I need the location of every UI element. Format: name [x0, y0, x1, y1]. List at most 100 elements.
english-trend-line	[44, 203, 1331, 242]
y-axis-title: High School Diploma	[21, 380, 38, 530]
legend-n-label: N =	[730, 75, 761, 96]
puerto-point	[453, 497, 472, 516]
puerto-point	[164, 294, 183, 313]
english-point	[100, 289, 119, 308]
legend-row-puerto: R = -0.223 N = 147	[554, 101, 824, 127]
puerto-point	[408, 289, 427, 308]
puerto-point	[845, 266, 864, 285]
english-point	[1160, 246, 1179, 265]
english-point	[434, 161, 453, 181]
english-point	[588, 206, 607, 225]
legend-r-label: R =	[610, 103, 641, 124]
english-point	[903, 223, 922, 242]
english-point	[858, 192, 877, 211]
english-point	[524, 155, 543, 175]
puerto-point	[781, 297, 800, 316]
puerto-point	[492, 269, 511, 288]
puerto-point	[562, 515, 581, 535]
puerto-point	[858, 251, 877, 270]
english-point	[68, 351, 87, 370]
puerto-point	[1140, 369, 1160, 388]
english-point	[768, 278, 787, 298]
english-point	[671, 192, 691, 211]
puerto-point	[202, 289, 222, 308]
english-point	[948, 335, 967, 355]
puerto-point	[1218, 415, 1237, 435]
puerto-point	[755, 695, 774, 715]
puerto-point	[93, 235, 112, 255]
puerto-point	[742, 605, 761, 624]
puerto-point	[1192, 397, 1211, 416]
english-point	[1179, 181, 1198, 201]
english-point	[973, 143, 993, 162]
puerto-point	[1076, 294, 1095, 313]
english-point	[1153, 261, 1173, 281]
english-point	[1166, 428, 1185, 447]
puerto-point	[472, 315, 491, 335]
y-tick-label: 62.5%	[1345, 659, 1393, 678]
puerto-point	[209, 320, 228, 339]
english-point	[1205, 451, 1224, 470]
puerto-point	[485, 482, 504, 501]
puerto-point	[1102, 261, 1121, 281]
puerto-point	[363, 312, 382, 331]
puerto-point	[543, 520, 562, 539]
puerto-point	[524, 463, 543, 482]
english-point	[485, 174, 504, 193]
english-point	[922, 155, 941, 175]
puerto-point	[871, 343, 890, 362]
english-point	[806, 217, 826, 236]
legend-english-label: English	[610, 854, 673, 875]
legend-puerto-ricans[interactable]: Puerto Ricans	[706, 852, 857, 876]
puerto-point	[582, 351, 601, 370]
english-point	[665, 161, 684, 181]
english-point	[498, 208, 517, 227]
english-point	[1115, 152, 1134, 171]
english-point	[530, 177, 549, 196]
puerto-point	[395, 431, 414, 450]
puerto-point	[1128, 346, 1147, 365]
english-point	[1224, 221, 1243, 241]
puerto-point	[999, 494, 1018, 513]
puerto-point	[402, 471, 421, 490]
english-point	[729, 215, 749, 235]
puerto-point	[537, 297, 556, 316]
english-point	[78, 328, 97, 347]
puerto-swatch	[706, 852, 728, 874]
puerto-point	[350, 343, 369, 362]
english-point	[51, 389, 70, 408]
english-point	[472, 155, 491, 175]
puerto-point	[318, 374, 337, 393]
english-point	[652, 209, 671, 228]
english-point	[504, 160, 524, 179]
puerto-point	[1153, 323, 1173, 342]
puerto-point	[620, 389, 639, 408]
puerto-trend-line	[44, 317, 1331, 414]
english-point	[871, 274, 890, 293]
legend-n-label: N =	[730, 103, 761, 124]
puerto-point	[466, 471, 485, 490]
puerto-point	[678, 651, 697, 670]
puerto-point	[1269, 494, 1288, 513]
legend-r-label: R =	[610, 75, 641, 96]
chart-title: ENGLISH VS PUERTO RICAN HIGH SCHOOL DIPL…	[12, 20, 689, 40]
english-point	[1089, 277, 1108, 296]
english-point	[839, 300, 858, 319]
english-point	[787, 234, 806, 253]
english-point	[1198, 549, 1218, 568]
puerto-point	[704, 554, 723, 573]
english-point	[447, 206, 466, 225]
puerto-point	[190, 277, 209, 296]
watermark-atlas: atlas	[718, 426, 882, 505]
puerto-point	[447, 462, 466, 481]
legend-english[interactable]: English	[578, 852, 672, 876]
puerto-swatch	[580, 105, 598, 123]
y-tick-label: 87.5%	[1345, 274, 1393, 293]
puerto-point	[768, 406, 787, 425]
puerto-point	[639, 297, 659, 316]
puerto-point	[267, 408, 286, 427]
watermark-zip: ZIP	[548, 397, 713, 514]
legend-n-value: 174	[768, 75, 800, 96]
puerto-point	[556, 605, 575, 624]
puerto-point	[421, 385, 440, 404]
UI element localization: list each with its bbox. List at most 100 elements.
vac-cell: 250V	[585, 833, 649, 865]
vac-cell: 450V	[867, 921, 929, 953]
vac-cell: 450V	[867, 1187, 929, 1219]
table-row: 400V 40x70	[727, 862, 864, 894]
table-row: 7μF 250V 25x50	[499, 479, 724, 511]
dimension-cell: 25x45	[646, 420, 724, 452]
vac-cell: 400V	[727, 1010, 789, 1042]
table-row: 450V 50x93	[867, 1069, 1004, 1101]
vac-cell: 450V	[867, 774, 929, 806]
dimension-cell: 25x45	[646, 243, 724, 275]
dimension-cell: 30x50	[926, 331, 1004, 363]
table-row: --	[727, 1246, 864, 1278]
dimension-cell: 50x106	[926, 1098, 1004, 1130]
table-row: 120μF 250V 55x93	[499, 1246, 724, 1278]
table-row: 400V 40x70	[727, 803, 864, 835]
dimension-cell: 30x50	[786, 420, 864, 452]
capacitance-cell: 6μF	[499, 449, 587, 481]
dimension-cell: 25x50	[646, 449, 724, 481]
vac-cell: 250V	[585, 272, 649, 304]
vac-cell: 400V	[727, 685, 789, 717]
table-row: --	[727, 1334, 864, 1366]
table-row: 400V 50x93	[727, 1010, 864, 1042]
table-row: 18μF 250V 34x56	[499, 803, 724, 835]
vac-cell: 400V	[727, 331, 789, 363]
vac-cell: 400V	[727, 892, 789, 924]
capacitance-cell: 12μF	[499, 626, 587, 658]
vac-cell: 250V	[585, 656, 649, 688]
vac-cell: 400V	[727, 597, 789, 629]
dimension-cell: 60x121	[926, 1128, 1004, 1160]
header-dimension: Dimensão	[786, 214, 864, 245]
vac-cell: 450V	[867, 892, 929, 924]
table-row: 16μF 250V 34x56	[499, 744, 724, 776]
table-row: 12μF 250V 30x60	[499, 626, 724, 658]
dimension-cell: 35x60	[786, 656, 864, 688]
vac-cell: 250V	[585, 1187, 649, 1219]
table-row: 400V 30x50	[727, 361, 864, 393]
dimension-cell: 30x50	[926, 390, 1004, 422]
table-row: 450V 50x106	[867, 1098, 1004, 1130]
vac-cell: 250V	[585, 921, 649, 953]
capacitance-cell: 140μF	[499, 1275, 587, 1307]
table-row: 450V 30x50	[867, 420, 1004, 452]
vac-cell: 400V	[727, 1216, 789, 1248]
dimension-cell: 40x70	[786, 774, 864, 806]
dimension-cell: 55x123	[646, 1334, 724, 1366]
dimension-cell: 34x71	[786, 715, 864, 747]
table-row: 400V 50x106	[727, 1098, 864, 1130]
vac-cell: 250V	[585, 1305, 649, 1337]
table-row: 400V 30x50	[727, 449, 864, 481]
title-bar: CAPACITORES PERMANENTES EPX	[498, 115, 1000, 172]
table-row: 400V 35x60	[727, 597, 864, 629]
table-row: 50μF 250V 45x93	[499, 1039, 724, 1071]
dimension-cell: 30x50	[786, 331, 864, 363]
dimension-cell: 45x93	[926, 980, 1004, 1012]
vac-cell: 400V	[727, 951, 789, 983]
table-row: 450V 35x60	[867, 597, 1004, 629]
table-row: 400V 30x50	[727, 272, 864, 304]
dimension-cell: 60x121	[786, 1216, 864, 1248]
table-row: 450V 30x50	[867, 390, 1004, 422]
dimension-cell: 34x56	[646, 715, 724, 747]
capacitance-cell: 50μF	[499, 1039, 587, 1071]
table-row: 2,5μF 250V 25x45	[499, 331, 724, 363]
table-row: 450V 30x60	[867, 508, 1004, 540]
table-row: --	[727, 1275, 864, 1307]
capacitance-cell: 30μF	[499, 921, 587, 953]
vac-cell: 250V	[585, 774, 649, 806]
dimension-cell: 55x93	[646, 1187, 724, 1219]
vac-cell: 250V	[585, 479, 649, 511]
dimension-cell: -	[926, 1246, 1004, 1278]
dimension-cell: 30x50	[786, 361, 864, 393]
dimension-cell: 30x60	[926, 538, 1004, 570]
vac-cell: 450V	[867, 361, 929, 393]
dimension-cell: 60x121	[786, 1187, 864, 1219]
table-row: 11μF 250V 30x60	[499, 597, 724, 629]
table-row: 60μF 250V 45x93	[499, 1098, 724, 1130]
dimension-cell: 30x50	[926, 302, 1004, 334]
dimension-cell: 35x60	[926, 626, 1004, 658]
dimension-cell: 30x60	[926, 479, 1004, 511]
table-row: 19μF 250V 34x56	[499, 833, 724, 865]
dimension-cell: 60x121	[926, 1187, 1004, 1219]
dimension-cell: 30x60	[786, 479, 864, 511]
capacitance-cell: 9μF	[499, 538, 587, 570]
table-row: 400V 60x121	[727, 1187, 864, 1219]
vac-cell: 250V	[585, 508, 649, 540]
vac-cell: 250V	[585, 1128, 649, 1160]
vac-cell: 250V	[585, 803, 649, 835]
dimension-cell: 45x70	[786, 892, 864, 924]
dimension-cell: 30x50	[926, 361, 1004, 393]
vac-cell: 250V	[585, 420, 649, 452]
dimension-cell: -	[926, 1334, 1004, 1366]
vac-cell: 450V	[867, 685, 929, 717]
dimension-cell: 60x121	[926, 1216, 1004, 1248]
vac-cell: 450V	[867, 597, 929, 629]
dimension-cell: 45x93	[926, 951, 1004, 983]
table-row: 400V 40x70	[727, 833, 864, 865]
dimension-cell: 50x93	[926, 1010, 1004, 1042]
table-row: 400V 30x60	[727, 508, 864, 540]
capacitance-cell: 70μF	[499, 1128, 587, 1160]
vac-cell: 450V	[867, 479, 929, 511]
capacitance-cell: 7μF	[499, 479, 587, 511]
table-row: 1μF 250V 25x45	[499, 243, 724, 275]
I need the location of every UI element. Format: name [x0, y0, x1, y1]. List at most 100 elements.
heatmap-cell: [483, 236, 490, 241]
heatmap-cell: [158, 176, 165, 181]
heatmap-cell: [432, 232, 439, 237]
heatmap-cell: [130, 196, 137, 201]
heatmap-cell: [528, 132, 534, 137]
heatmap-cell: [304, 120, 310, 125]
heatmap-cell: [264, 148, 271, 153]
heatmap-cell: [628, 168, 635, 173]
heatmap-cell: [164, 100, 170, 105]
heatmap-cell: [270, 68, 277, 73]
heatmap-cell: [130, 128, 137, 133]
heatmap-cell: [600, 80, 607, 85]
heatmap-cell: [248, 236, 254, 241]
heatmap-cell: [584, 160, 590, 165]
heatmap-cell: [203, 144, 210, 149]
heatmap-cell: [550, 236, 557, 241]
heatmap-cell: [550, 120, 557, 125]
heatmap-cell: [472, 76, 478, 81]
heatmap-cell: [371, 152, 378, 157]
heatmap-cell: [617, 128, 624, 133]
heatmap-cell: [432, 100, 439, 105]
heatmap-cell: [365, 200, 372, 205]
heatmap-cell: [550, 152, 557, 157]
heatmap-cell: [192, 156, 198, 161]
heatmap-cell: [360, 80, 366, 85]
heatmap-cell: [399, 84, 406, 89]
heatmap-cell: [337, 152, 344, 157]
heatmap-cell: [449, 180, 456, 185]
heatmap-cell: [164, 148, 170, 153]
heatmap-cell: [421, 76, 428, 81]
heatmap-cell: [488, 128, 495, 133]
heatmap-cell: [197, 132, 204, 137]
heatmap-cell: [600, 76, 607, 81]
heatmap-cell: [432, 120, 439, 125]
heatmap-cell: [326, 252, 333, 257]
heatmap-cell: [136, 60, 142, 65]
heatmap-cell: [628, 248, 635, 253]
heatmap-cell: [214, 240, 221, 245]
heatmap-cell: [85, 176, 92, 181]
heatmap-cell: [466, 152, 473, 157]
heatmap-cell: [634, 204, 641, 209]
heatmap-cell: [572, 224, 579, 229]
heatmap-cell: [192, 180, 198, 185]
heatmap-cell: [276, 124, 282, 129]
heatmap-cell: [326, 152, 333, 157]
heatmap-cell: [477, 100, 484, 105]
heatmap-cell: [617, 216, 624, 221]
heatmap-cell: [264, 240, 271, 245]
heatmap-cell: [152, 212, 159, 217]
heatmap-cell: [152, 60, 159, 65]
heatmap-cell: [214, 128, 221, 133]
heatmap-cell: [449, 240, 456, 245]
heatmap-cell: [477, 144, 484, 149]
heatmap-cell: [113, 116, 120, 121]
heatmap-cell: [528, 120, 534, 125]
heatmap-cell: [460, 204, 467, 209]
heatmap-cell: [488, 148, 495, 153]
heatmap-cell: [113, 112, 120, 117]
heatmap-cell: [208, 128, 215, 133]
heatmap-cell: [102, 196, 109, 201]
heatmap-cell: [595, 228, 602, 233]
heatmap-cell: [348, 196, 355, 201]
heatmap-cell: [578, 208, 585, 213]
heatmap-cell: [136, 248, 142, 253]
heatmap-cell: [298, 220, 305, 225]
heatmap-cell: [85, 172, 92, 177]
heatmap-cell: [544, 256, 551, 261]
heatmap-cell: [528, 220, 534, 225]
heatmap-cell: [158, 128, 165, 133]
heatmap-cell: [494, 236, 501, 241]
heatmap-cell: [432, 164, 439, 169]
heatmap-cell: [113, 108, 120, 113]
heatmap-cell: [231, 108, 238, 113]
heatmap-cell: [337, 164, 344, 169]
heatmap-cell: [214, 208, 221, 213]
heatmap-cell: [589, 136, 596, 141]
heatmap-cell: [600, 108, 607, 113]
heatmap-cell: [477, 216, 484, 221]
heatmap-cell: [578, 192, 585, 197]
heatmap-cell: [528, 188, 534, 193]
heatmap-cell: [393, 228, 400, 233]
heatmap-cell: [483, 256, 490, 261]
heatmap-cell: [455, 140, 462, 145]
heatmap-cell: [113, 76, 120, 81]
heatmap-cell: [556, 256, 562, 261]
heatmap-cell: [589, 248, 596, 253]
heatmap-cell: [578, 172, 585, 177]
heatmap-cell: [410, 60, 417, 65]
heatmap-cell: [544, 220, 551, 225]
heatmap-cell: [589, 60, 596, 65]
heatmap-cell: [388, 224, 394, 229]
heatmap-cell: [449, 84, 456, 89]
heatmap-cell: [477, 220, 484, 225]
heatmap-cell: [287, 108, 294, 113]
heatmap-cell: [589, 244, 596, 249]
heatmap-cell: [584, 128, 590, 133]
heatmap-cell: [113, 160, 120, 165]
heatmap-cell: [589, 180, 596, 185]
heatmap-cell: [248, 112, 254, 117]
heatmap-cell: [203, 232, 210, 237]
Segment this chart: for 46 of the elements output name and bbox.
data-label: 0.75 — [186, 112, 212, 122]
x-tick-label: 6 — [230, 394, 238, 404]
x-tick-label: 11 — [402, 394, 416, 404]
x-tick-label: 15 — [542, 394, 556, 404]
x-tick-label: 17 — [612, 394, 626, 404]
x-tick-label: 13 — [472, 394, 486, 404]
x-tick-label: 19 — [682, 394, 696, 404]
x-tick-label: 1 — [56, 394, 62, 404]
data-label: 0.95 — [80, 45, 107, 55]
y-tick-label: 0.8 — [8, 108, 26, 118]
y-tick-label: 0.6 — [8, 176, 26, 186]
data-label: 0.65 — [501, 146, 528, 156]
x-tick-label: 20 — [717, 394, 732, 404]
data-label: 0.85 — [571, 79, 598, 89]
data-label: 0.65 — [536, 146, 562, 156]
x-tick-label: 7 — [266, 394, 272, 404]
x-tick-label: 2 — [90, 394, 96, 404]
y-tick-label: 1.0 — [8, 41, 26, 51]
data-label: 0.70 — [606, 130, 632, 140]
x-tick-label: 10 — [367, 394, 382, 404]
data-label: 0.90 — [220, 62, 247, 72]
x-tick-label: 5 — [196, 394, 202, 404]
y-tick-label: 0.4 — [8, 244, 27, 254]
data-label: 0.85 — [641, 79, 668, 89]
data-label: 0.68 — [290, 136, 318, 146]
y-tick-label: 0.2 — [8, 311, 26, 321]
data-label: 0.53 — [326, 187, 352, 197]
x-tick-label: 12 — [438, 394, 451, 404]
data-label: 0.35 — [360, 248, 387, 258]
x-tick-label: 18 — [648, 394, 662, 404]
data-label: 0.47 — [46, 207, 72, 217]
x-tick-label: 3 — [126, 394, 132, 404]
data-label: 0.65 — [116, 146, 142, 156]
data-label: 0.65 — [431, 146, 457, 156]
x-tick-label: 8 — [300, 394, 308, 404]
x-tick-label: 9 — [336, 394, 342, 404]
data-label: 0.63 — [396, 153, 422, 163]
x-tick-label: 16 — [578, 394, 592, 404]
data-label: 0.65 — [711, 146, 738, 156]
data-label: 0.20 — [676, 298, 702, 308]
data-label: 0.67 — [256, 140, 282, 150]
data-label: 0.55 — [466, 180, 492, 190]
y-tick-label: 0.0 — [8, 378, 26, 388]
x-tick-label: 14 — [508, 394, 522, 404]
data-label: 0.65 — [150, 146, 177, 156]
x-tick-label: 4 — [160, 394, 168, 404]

.....

▶ **Set problem**
Please write out the listing above as a numbered list, starting at its first line and ending at the line containing "269, 511, 288]". Include both of those lines and skip any blank lines.

▶ **Completed exercise**
1. I need the location of every UI element. Format: name [x0, y0, x1, y1]. List at most 100 elements.
2. english-trend-line	[44, 203, 1331, 242]
3. y-axis-title: High School Diploma	[21, 380, 38, 530]
4. legend-n-label: N =	[730, 75, 761, 96]
5. puerto-point	[453, 497, 472, 516]
6. puerto-point	[164, 294, 183, 313]
7. english-point	[100, 289, 119, 308]
8. legend-row-puerto: R = -0.223 N = 147	[554, 101, 824, 127]
9. puerto-point	[408, 289, 427, 308]
10. puerto-point	[845, 266, 864, 285]
11. english-point	[1160, 246, 1179, 265]
12. english-point	[434, 161, 453, 181]
13. english-point	[588, 206, 607, 225]
14. legend-r-label: R =	[610, 103, 641, 124]
15. english-point	[903, 223, 922, 242]
16. english-point	[858, 192, 877, 211]
17. english-point	[524, 155, 543, 175]
18. puerto-point	[781, 297, 800, 316]
19. puerto-point	[492, 269, 511, 288]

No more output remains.